JOB — From the entries below, copy every line holding the word "Землей".

MATERIALS PROVIDED —
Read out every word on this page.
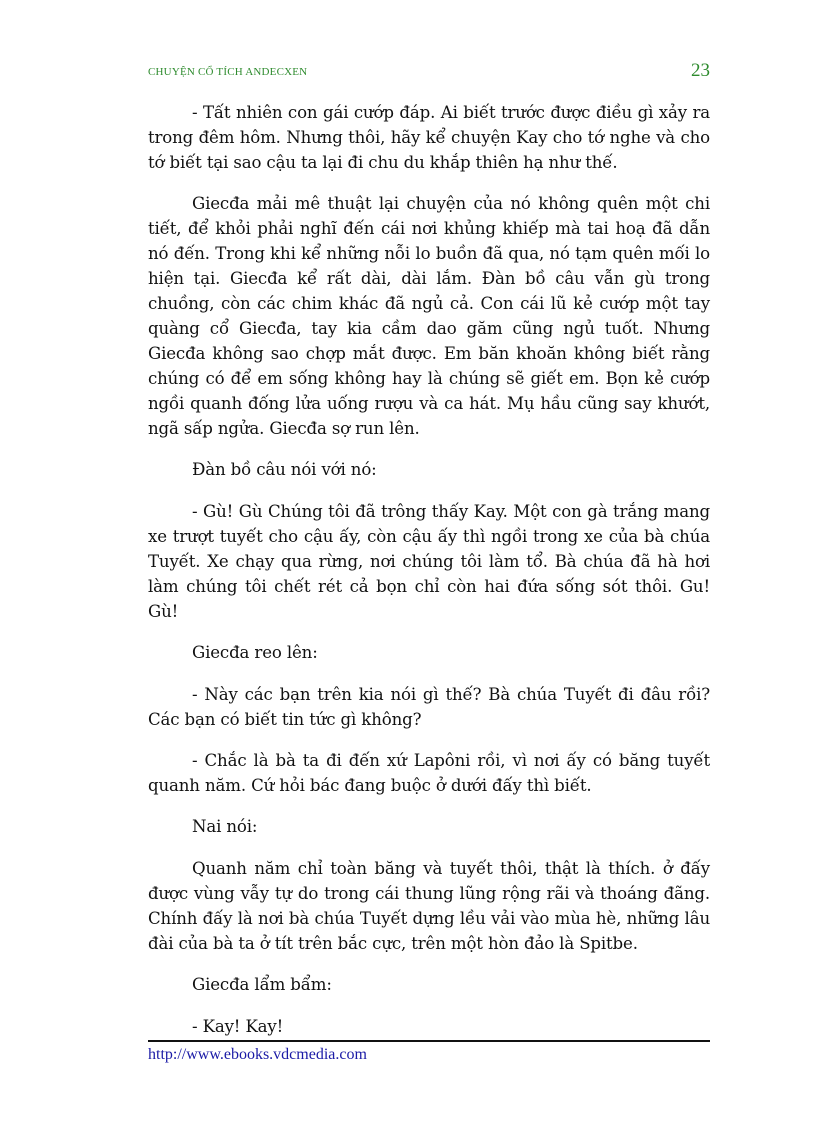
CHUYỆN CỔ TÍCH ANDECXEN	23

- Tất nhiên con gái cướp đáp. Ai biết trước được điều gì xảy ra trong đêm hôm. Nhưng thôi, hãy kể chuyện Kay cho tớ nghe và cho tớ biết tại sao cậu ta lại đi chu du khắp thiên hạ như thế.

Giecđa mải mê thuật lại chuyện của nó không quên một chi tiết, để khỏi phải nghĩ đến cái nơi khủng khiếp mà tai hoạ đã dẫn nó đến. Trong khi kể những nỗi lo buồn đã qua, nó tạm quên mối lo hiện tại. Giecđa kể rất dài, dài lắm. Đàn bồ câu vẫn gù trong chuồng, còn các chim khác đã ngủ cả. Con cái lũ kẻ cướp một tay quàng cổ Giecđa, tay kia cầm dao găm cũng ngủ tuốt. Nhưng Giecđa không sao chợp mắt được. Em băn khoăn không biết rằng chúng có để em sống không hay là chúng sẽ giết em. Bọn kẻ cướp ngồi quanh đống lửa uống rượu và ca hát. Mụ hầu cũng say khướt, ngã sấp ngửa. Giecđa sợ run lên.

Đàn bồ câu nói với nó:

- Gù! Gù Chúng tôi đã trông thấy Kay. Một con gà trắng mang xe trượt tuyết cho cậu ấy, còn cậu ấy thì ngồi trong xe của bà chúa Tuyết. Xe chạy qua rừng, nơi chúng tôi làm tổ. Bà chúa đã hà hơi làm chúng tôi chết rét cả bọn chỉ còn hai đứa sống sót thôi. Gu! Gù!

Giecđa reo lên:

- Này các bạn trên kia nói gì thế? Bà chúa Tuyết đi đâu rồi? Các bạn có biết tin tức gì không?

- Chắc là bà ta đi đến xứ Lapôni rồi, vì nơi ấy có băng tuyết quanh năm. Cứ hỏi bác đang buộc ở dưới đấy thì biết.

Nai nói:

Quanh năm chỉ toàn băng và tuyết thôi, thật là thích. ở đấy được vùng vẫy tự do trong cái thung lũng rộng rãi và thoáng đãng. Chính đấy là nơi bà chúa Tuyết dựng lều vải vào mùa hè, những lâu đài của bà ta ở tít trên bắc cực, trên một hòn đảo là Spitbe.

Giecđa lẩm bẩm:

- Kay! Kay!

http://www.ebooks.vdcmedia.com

...

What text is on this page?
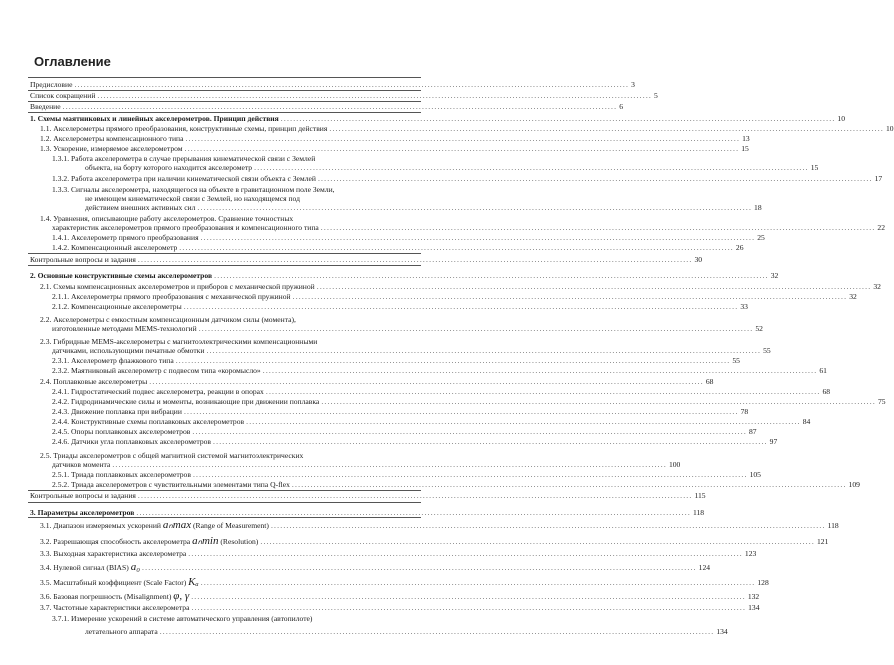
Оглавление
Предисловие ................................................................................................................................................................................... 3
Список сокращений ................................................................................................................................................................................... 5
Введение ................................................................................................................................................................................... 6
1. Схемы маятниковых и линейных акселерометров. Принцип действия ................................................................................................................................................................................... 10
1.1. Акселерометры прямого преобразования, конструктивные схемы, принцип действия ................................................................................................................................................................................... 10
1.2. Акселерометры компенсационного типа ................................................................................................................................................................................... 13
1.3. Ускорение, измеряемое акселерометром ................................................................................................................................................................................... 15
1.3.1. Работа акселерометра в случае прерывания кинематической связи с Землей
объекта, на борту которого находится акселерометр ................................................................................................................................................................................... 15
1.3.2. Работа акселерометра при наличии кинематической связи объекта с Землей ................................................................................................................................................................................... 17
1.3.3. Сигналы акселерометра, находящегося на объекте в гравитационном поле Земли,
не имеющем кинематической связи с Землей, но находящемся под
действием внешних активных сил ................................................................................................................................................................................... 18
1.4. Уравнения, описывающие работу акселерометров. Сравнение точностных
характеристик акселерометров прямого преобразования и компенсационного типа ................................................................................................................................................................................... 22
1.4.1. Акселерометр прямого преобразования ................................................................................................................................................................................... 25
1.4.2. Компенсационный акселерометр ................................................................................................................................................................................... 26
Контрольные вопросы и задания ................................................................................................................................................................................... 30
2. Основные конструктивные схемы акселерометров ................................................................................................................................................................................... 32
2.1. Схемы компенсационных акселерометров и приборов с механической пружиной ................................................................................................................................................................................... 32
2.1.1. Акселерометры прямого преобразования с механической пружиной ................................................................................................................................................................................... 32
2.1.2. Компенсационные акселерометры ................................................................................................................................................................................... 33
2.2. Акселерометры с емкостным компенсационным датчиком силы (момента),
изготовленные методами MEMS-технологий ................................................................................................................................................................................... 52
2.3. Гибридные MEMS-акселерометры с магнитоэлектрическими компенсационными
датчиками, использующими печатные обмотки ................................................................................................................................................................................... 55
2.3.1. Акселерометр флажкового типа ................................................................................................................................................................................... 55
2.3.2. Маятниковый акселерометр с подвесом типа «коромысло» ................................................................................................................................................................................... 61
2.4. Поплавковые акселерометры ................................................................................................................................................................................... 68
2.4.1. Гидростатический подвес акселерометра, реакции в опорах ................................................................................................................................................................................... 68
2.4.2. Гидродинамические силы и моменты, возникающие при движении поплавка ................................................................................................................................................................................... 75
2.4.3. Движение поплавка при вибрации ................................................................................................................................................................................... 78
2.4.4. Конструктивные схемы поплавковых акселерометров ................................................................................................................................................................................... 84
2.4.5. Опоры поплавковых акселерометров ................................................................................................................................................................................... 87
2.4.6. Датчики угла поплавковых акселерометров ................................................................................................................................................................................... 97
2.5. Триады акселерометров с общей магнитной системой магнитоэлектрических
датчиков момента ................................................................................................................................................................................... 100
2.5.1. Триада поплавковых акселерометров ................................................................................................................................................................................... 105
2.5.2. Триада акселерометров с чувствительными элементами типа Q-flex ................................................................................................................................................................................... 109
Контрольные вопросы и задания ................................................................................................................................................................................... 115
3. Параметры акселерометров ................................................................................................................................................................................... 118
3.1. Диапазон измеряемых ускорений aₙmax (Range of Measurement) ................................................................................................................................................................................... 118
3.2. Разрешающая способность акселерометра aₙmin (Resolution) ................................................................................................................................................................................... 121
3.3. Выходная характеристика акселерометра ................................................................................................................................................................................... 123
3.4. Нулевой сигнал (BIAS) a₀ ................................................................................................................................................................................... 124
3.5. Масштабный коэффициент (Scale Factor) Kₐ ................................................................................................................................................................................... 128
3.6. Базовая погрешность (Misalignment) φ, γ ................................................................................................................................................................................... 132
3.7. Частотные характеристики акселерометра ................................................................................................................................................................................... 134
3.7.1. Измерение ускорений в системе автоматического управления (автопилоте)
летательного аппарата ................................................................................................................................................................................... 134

RESPONSE —
1.3.1. Работа акселерометра в случае прерывания кинематической связи с Землей
1.3.2. Работа акселерометра при наличии кинематической связи объекта с Землей ................................................................................................................................................................................... 17
не имеющем кинематической связи с Землей, но находящемся под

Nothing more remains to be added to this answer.